## Aim
Quote the full listing word for word.

------------

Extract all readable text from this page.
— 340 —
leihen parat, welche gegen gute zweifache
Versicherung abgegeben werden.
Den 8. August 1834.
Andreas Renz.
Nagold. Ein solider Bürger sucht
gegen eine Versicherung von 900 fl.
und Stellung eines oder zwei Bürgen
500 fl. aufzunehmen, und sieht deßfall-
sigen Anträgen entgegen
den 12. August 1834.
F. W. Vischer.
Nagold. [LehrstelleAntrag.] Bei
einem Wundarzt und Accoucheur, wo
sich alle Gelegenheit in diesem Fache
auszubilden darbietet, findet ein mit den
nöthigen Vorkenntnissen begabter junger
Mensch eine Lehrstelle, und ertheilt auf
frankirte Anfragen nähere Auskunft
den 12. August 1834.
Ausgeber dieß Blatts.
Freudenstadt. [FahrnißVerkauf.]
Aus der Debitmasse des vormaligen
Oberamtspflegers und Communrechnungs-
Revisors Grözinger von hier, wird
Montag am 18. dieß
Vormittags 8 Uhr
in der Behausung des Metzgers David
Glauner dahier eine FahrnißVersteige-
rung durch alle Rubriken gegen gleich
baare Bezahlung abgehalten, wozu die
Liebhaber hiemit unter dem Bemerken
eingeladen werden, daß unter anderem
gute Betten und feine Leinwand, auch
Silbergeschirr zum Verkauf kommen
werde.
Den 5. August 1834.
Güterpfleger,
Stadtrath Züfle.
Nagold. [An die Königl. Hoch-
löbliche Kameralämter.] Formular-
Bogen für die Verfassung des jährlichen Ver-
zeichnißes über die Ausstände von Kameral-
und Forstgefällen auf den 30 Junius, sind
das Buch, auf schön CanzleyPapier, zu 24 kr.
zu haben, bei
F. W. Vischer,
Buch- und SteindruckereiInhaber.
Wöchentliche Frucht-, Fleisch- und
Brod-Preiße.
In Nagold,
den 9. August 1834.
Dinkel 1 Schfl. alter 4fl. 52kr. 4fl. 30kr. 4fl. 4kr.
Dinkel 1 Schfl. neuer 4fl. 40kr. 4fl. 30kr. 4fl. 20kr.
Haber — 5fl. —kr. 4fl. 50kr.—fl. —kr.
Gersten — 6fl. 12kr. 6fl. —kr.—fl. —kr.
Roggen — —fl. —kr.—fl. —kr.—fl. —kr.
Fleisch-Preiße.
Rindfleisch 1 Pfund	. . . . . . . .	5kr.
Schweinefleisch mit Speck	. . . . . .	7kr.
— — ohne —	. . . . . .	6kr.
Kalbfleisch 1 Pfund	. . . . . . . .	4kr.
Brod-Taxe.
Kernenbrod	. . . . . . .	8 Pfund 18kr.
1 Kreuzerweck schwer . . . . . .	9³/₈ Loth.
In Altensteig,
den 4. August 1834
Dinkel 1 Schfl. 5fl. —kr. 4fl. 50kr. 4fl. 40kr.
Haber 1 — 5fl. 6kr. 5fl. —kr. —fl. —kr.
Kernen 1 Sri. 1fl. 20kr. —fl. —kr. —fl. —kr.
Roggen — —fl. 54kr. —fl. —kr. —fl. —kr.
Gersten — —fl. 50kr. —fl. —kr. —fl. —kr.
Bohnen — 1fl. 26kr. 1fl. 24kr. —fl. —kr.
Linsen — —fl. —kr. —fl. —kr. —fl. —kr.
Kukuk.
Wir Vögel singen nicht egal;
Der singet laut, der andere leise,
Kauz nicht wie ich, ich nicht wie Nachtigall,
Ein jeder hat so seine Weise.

------------

## Reply
Extract all readable text from this page.
— 340 —
leihen parat, welche gegen gute zweifache
Versicherung abgegeben werden.
Den 8. August 1834.
Andreas Renz.
Nagold. Ein solider Bürger sucht
gegen eine Versicherung von 900 fl.
und Stellung eines oder zwei Bürgen
500 fl. aufzunehmen, und sieht deßfall-
sigen Anträgen entgegen
den 12. August 1834.
F. W. Vischer.
Nagold. [LehrstelleAntrag.] Bei
einem Wundarzt und Accoucheur, wo
sich alle Gelegenheit in diesem Fache
auszubilden darbietet, findet ein mit den
nöthigen Vorkenntnissen begabter junger
Mensch eine Lehrstelle, und ertheilt auf
frankirte Anfragen nähere Auskunft
den 12. August 1834.
Ausgeber dieß Blatts.
Freudenstadt. [FahrnißVerkauf.]
Aus der Debitmasse des vormaligen
Oberamtspflegers und Communrechnungs-
Revisors Grözinger von hier, wird
Montag am 18. dieß
Vormittags 8 Uhr
in der Behausung des Metzgers David
Glauner dahier eine FahrnißVersteige-
rung durch alle Rubriken gegen gleich
baare Bezahlung abgehalten, wozu die
Liebhaber hiemit unter dem Bemerken
eingeladen werden, daß unter anderem
gute Betten und feine Leinwand, auch
Silbergeschirr zum Verkauf kommen
werde.
Den 5. August 1834.
Güterpfleger,
Stadtrath Züfle.
Nagold. [An die Königl. Hoch-
löbliche Kameralämter.] Formular-
Bogen für die Verfassung des jährlichen Ver-
zeichnißes über die Ausstände von Kameral-
und Forstgefällen auf den 30 Junius, sind
das Buch, auf schön CanzleyPapier, zu 24 kr.
zu haben, bei
F. W. Vischer,
Buch- und SteindruckereiInhaber.
Wöchentliche Frucht-, Fleisch- und
Brod-Preiße.
In Nagold,
den 9. August 1834.
Dinkel 1 Schfl. alter 4fl. 52kr. 4fl. 30kr. 4fl. 4kr.
Dinkel 1 Schfl. neuer 4fl. 40kr. 4fl. 30kr. 4fl. 20kr.
Haber — 5fl. —kr. 4fl. 50kr.—fl. —kr.
Gersten — 6fl. 12kr. 6fl. —kr.—fl. —kr.
Roggen — —fl. —kr.—fl. —kr.—fl. —kr.
Fleisch-Preiße.
Rindfleisch 1 Pfund	. . . . . . . .	5kr.
Schweinefleisch mit Speck	. . . . . .	7kr.
— — ohne —	. . . . . .	6kr.
Kalbfleisch 1 Pfund	. . . . . . . .	4kr.
Brod-Taxe.
Kernenbrod	. . . . . . .	8 Pfund 18kr.
1 Kreuzerweck schwer . . . . . .	9³/₈ Loth.
In Altensteig,
den 4. August 1834
Dinkel 1 Schfl. 5fl. —kr. 4fl. 50kr. 4fl. 40kr.
Haber 1 — 5fl. 6kr. 5fl. —kr. —fl. —kr.
Kernen 1 Sri. 1fl. 20kr. —fl. —kr. —fl. —kr.
Roggen — —fl. 54kr. —fl. —kr. —fl. —kr.
Gersten — —fl. 50kr. —fl. —kr. —fl. —kr.
Bohnen — 1fl. 26kr. 1fl. 24kr. —fl. —kr.
Linsen — —fl. —kr. —fl. —kr. —fl. —kr.
Kukuk.
Wir Vögel singen nicht egal;
Der singet laut, der andere leise,
Kauz nicht wie ich, ich nicht wie Nachtigall,
Ein jeder hat so seine Weise.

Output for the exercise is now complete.